### To do:
From the listing below, return each line that includes "ｻｰﾌｪｽ".

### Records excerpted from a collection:
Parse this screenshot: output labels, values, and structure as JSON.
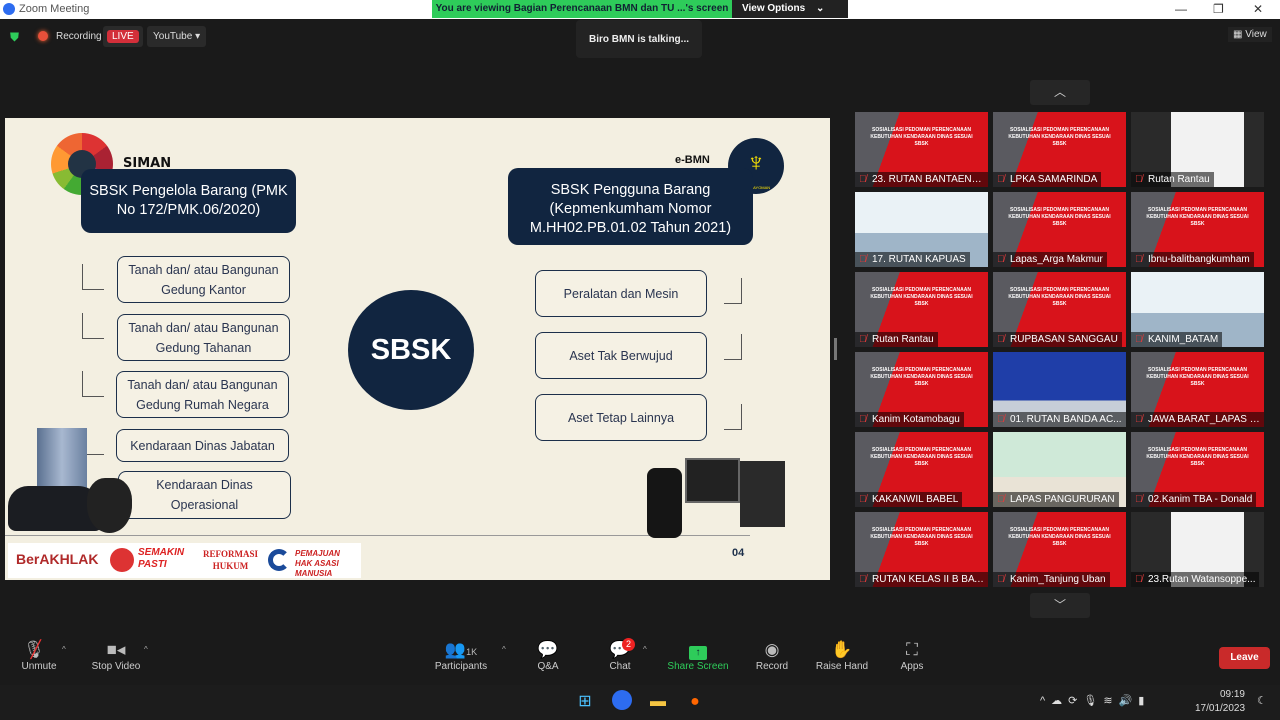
{
  "window": {
    "title": "Zoom Meeting"
  },
  "banner": {
    "message": "You are viewing Bagian Perencanaan BMN dan TU ...'s screen",
    "view_options": "View Options"
  },
  "topbar": {
    "recording": "Recording",
    "live": "LIVE",
    "youtube": "YouTube",
    "view": "View",
    "talking": "Biro BMN is talking..."
  },
  "slide": {
    "left_logo": "SIMAN",
    "right_logo": "e-BMN",
    "right_emblem_text": "PENGAYOMAN",
    "left_header": "SBSK Pengelola Barang (PMK No 172/PMK.06/2020)",
    "right_header": "SBSK Pengguna Barang (Kepmenkumham Nomor M.HH02.PB.01.02 Tahun 2021)",
    "center": "SBSK",
    "left_items": [
      "Tanah dan/ atau Bangunan Gedung Kantor",
      "Tanah dan/ atau Bangunan Gedung Tahanan",
      "Tanah dan/ atau Bangunan Gedung Rumah Negara",
      "Kendaraan Dinas Jabatan",
      "Kendaraan Dinas Operasional"
    ],
    "right_items": [
      "Peralatan dan Mesin",
      "Aset Tak Berwujud",
      "Aset Tetap Lainnya"
    ],
    "page_number": "04",
    "footer_logos": [
      "BerAKHLAK",
      "SEMAKIN PASTI",
      "REFORMASI HUKUM",
      "PEMAJUAN HAK ASASI MANUSIA"
    ]
  },
  "gallery": {
    "slide_text": "SOSIALISASI PEDOMAN PERENCANAAN KEBUTUHAN KENDARAAN DINAS SESUAI SBSK",
    "tiles": [
      {
        "name": "23. RUTAN BANTAENG...",
        "style": "red"
      },
      {
        "name": "LPKA SAMARINDA",
        "style": "red"
      },
      {
        "name": "Rutan Rantau",
        "style": "white"
      },
      {
        "name": "17. RUTAN KAPUAS",
        "style": "room"
      },
      {
        "name": "Lapas_Arga Makmur",
        "style": "red"
      },
      {
        "name": "Ibnu-balitbangkumham",
        "style": "red"
      },
      {
        "name": "Rutan Rantau",
        "style": "red"
      },
      {
        "name": "RUPBASAN SANGGAU",
        "style": "red"
      },
      {
        "name": "KANIM_BATAM",
        "style": "room"
      },
      {
        "name": "Kanim Kotamobagu",
        "style": "red"
      },
      {
        "name": "01. RUTAN BANDA AC...",
        "style": "blue"
      },
      {
        "name": "JAWA BARAT_LAPAS K...",
        "style": "red"
      },
      {
        "name": "KAKANWIL BABEL",
        "style": "red"
      },
      {
        "name": "LAPAS PANGURURAN",
        "style": "green"
      },
      {
        "name": "02.Kanim TBA - Donald",
        "style": "red"
      },
      {
        "name": "RUTAN KELAS II B BAT...",
        "style": "red"
      },
      {
        "name": "Kanim_Tanjung Uban",
        "style": "red"
      },
      {
        "name": "23.Rutan Watansoppe...",
        "style": "white"
      }
    ]
  },
  "toolbar": {
    "unmute": "Unmute",
    "stop_video": "Stop Video",
    "participants": "Participants",
    "participants_count": "1K",
    "qa": "Q&A",
    "chat": "Chat",
    "chat_badge": "2",
    "share": "Share Screen",
    "record": "Record",
    "raise": "Raise Hand",
    "apps": "Apps",
    "leave": "Leave"
  },
  "taskbar": {
    "time": "09:19",
    "date": "17/01/2023"
  },
  "colors": {
    "share_green": "#2ecc5a",
    "leave_red": "#c92a2a",
    "slide_navy": "#112540",
    "live_red": "#d32f3a"
  }
}
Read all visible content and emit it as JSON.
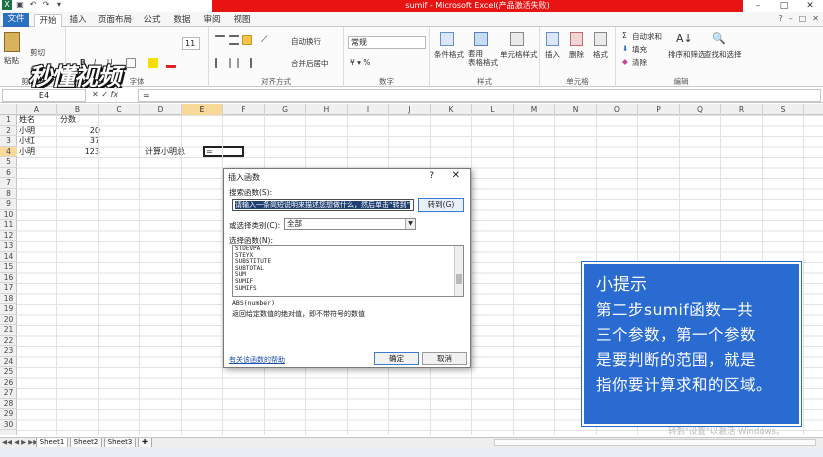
{
  "window": {
    "title": "sumif - Microsoft Excel(产品激活失败)"
  },
  "tabs": [
    "文件",
    "开始",
    "插入",
    "页面布局",
    "公式",
    "数据",
    "审阅",
    "视图"
  ],
  "logo": "秒懂视频",
  "ribbon": {
    "clipboard": {
      "paste": "粘贴",
      "cut": "剪切",
      "format_painter": "格式刷",
      "group": "剪贴板"
    },
    "font": {
      "size": "11",
      "bold": "B",
      "italic": "I",
      "underline": "U",
      "group": "字体"
    },
    "alignment": {
      "wrap": "自动换行",
      "merge": "合并后居中",
      "group": "对齐方式"
    },
    "number": {
      "format": "常规",
      "group": "数字"
    },
    "styles": {
      "conditional": "条件格式",
      "table": "套用\n表格格式",
      "cell": "单元格样式",
      "group": "样式"
    },
    "cells": {
      "insert": "插入",
      "delete": "删除",
      "format": "格式",
      "group": "单元格"
    },
    "editing": {
      "autosum": "自动求和",
      "fill": "填充",
      "clear": "清除",
      "sort": "排序和筛选",
      "find": "查找和选择",
      "group": "编辑"
    }
  },
  "formula_bar": {
    "name_box": "E4",
    "fx": "fx",
    "content": "="
  },
  "columns": [
    "A",
    "B",
    "C",
    "D",
    "E",
    "F",
    "G",
    "H",
    "I",
    "J",
    "K",
    "L",
    "M",
    "N",
    "O",
    "P",
    "Q",
    "R",
    "S"
  ],
  "rows": [
    "1",
    "2",
    "3",
    "4",
    "5",
    "6",
    "7",
    "8",
    "9",
    "10",
    "11",
    "12",
    "13",
    "14",
    "15",
    "16",
    "17",
    "18",
    "19",
    "20",
    "21",
    "22",
    "23",
    "24",
    "25",
    "26",
    "27",
    "28",
    "29",
    "30"
  ],
  "cells": {
    "a1": "姓名",
    "b1": "分数",
    "a2": "小明",
    "b2": "20",
    "a3": "小红",
    "b3": "37",
    "a4": "小明",
    "b4": "123",
    "d4": "计算小明总",
    "e4": "="
  },
  "dialog": {
    "title": "插入函数",
    "help_q": "?",
    "close": "✕",
    "search_label": "搜索函数(S):",
    "search_value": "请输入一条简短说明来描述您想做什么，然后单击“转到”",
    "go_button": "转到(G)",
    "category_label": "或选择类别(C):",
    "category_value": "全部",
    "list_label": "选择函数(N):",
    "functions": [
      "STDEVPA",
      "STEYX",
      "SUBSTITUTE",
      "SUBTOTAL",
      "SUM",
      "SUMIF",
      "SUMIFS"
    ],
    "signature": "ABS(number)",
    "description": "返回给定数值的绝对值，即不带符号的数值",
    "help_link": "有关该函数的帮助",
    "ok": "确定",
    "cancel": "取消"
  },
  "tip": {
    "title": "小提示",
    "lines": [
      "第二步sumif函数一共",
      "三个参数，第一个参数",
      "是要判断的范围，就是",
      "指你要计算求和的区域。"
    ]
  },
  "sheets": [
    "Sheet1",
    "Sheet2",
    "Sheet3"
  ],
  "watermark": "转到\"设置\"以激活 Windows。",
  "colors": {
    "title_red": "#e81313",
    "file_tab": "#2a6fc0",
    "tip_bg": "#2a6bd2",
    "selected_header": "#f9d99a"
  }
}
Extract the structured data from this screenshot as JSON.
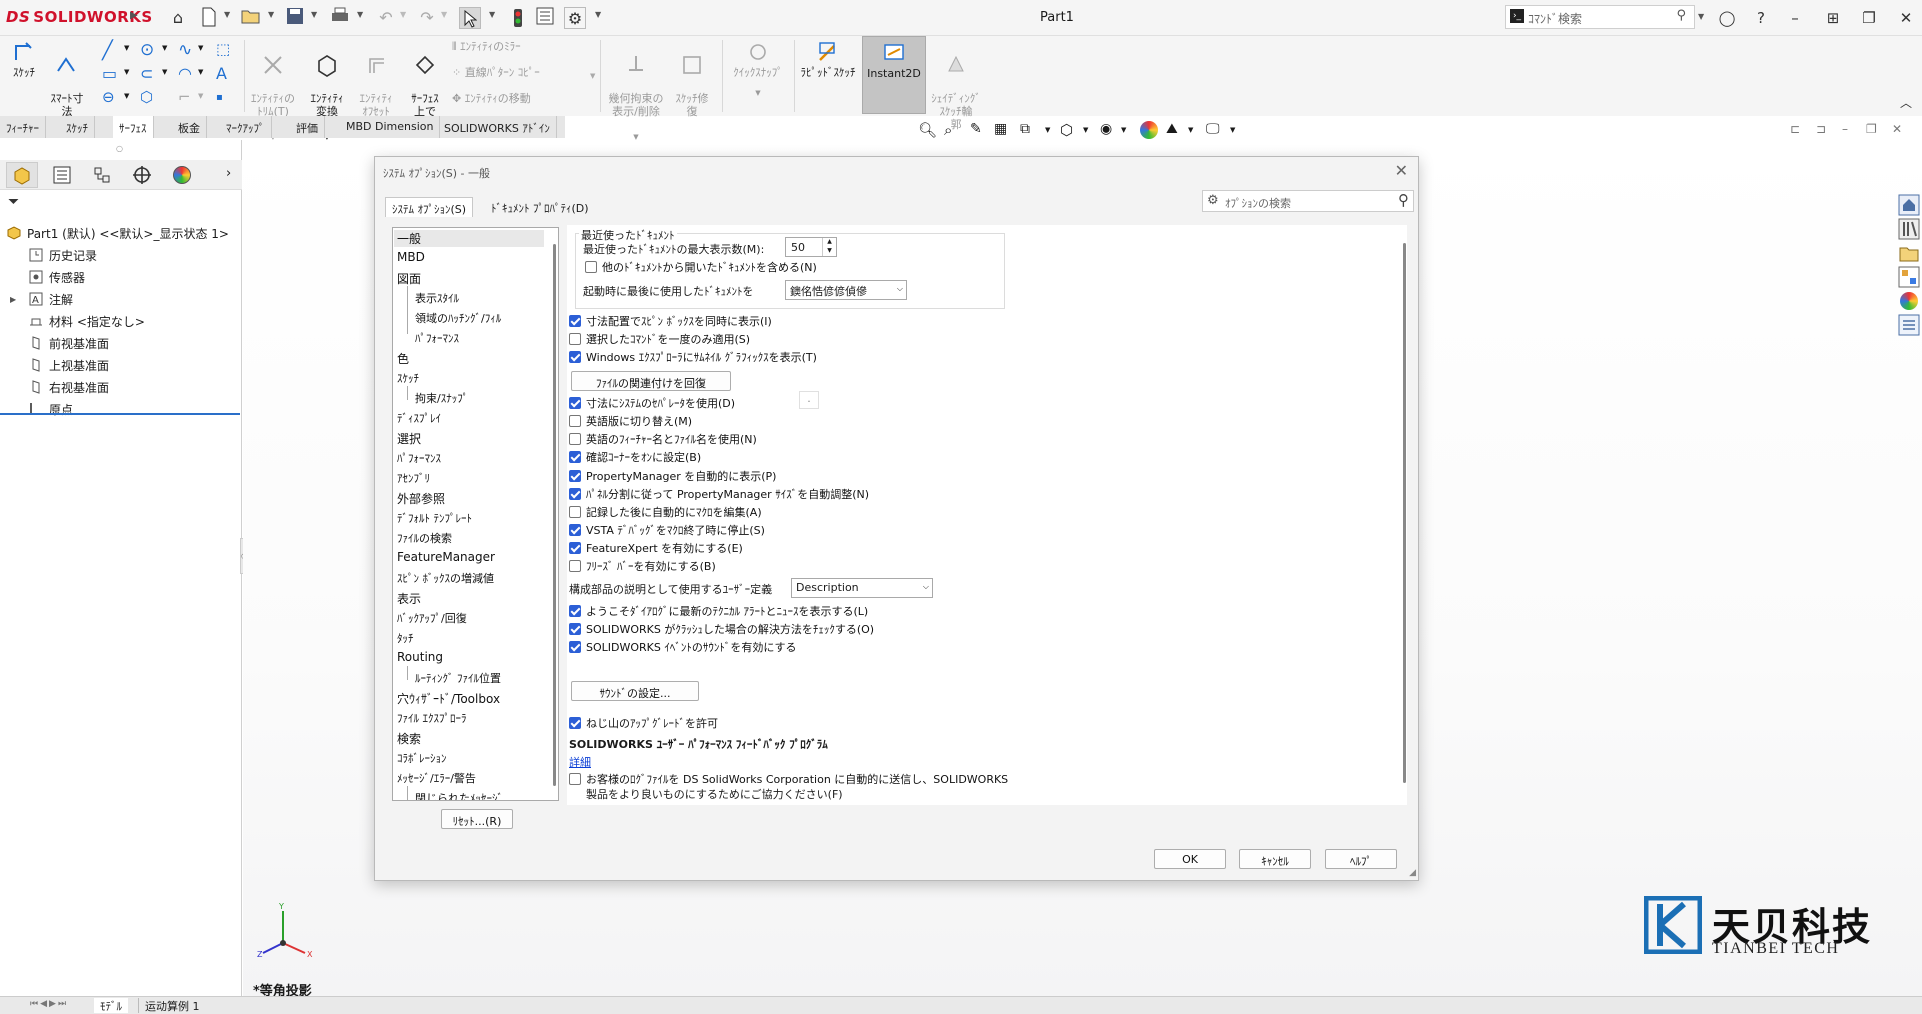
{
  "app": {
    "logo_ds": "DS",
    "logo_text": "SOLIDWORKS",
    "doc_title": "Part1",
    "command_search_placeholder": "ｺﾏﾝﾄﾞ検索",
    "brand_color": "#d0112b",
    "accent_color": "#2c5fd6"
  },
  "ribbon": {
    "sketch": "ｽｹｯﾁ",
    "smart_dim": "ｽﾏｰﾄ寸\n法",
    "trim": "ｴﾝﾃｨﾃｨの\nﾄﾘﾑ(T)",
    "convert": "ｴﾝﾃｨﾃｨ\n変換",
    "offset": "ｴﾝﾃｨﾃｨ\nｵﾌｾｯﾄ",
    "surface_offset": "ｻｰﾌｪｽ\n上で\nｵﾌｾｯﾄ",
    "mirror": "ｴﾝﾃｨﾃｨのﾐﾗｰ",
    "linear_pattern": "直線ﾊﾟﾀｰﾝ ｺﾋﾟｰ",
    "move": "ｴﾝﾃｨﾃｨの移動",
    "relations": "幾何拘束の\n表示/削除",
    "repair": "ｽｹｯﾁ修\n復",
    "quick_snap": "ｸｲｯｸｽﾅｯﾌﾟ",
    "rapid_sketch": "ﾗﾋﾟｯﾄﾞｽｹｯﾁ",
    "instant2d": "Instant2D",
    "shaded_sketch": "ｼｪｲﾃﾞｨﾝｸﾞ\nｽｹｯﾁ輪\n郭"
  },
  "tabs": [
    "ﾌｨｰﾁｬｰ",
    "ｽｹｯﾁ",
    "ｻｰﾌｪｽ",
    "板金",
    "ﾏｰｸｱｯﾌﾟ",
    "評価",
    "MBD Dimension",
    "SOLIDWORKS ｱﾄﾞｲﾝ"
  ],
  "tree": {
    "root": "Part1 (默认) <<默认>_显示状态 1>",
    "items": [
      "历史记录",
      "传感器",
      "注解",
      "材料 <指定なし>",
      "前视基准面",
      "上视基准面",
      "右视基准面",
      "原点"
    ]
  },
  "dialog": {
    "title": "ｼｽﾃﾑ ｵﾌﾟｼｮﾝ(S) - 一般",
    "search_placeholder": "ｵﾌﾟｼｮﾝの検索",
    "tab_system": "ｼｽﾃﾑ ｵﾌﾟｼｮﾝ(S)",
    "tab_document": "ﾄﾞｷｭﾒﾝﾄ ﾌﾟﾛﾊﾟﾃｨ(D)",
    "categories": [
      "一般",
      "MBD",
      "図面",
      "表示ｽﾀｲﾙ",
      "領域のﾊｯﾁﾝｸﾞ/ﾌｨﾙ",
      "ﾊﾟﾌｫｰﾏﾝｽ",
      "色",
      "ｽｹｯﾁ",
      "拘束/ｽﾅｯﾌﾟ",
      "ﾃﾞｨｽﾌﾟﾚｲ",
      "選択",
      "ﾊﾟﾌｫｰﾏﾝｽ",
      "ｱｾﾝﾌﾞﾘ",
      "外部参照",
      "ﾃﾞﾌｫﾙﾄ ﾃﾝﾌﾟﾚｰﾄ",
      "ﾌｧｲﾙの検索",
      "FeatureManager",
      "ｽﾋﾟﾝ ﾎﾞｯｸｽの増減値",
      "表示",
      "ﾊﾞｯｸｱｯﾌﾟ/回復",
      "ﾀｯﾁ",
      "Routing",
      "ﾙｰﾃｨﾝｸﾞ ﾌｧｲﾙ位置",
      "穴ｳｨｻﾞｰﾄﾞ/Toolbox",
      "ﾌｧｲﾙ ｴｸｽﾌﾟﾛｰﾗ",
      "検索",
      "ｺﾗﾎﾞﾚｰｼｮﾝ",
      "ﾒｯｾｰｼﾞ/ｴﾗｰ/警告",
      "閉じられたﾒｯｾｰｼﾞ"
    ],
    "recent_group": "最近使ったﾄﾞｷｭﾒﾝﾄ",
    "recent_max_label": "最近使ったﾄﾞｷｭﾒﾝﾄの最大表示数(M):",
    "recent_max_value": "50",
    "include_other": "他のﾄﾞｷｭﾒﾝﾄから開いたﾄﾞｷｭﾒﾝﾄを含める(N)",
    "open_last_label": "起動時に最後に使用したﾄﾞｷｭﾒﾝﾄを",
    "open_last_value": "鐭佲悎偐偐偵傪",
    "options": [
      {
        "label": "寸法配置でｽﾋﾟﾝ ﾎﾞｯｸｽを同時に表示(I)",
        "on": true
      },
      {
        "label": "選択したｺﾏﾝﾄﾞを一度のみ適用(S)",
        "on": false
      },
      {
        "label": "Windows ｴｸｽﾌﾟﾛｰﾗにｻﾑﾈｲﾙ ｸﾞﾗﾌｨｯｸｽを表示(T)",
        "on": true
      }
    ],
    "restore_assoc": "ﾌｧｲﾙの関連付けを回復",
    "options2": [
      {
        "label": "寸法にｼｽﾃﾑのｾﾊﾟﾚｰﾀを使用(D)",
        "on": true
      },
      {
        "label": "英語版に切り替え(M)",
        "on": false
      },
      {
        "label": "英語のﾌｨｰﾁｬｰ名とﾌｧｲﾙ名を使用(N)",
        "on": false
      },
      {
        "label": "確認ｺｰﾅｰをｵﾝに設定(B)",
        "on": true
      },
      {
        "label": "PropertyManager を自動的に表示(P)",
        "on": true
      },
      {
        "label": "ﾊﾟﾈﾙ分割に従って PropertyManager ｻｲｽﾞを自動調整(N)",
        "on": true
      },
      {
        "label": "記録した後に自動的にﾏｸﾛを編集(A)",
        "on": false
      },
      {
        "label": "VSTA ﾃﾞﾊﾞｯｸﾞをﾏｸﾛ終了時に停止(S)",
        "on": true
      },
      {
        "label": "FeatureXpert を有効にする(E)",
        "on": true
      },
      {
        "label": "ﾌﾘｰｽﾞ ﾊﾞｰを有効にする(B)",
        "on": false
      }
    ],
    "separator_value": ".",
    "config_desc_label": "構成部品の説明として使用するﾕｰｻﾞｰ定義",
    "config_desc_value": "Description",
    "options3": [
      {
        "label": "ようこそﾀﾞｲｱﾛｸﾞに最新のﾃｸﾆｶﾙ ｱﾗｰﾄとﾆｭｰｽを表示する(L)",
        "on": true
      },
      {
        "label": "SOLIDWORKS がｸﾗｯｼｭした場合の解決方法をﾁｪｯｸする(O)",
        "on": true
      },
      {
        "label": "SOLIDWORKS ｲﾍﾞﾝﾄのｻｳﾝﾄﾞを有効にする",
        "on": true
      }
    ],
    "sound_settings": "ｻｳﾝﾄﾞの設定...",
    "thread_upgrade": "ねじ山のｱｯﾌﾟｸﾞﾚｰﾄﾞを許可",
    "feedback_heading": "SOLIDWORKS ﾕｰｻﾞｰ ﾊﾟﾌｫｰﾏﾝｽ ﾌｨｰﾄﾞﾊﾞｯｸ ﾌﾟﾛｸﾞﾗﾑ",
    "details_link": "詳細",
    "feedback_label_1": "お客様のﾛｸﾞﾌｧｲﾙを DS SolidWorks Corporation に自動的に送信し、SOLIDWORKS",
    "feedback_label_2": "製品をより良いものにするためにご協力ください(F)",
    "reset": "ﾘｾｯﾄ...(R)",
    "ok": "OK",
    "cancel": "ｷｬﾝｾﾙ",
    "help": "ﾍﾙﾌﾟ"
  },
  "viewport": {
    "view_label": "*等角投影",
    "triad_x": "X",
    "triad_y": "Y",
    "triad_z": "Z"
  },
  "watermark": {
    "cn": "天贝科技",
    "en": "TIANBEI TECH"
  },
  "bottom": {
    "model_tab": "ﾓﾃﾞﾙ",
    "motion_tab": "运动算例 1"
  }
}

### Solution to this task:
    "surface_offset": "ｻｰﾌｪｽ\n上で\nｵﾌｾｯﾄ",
    "ｻｰﾌｪｽ",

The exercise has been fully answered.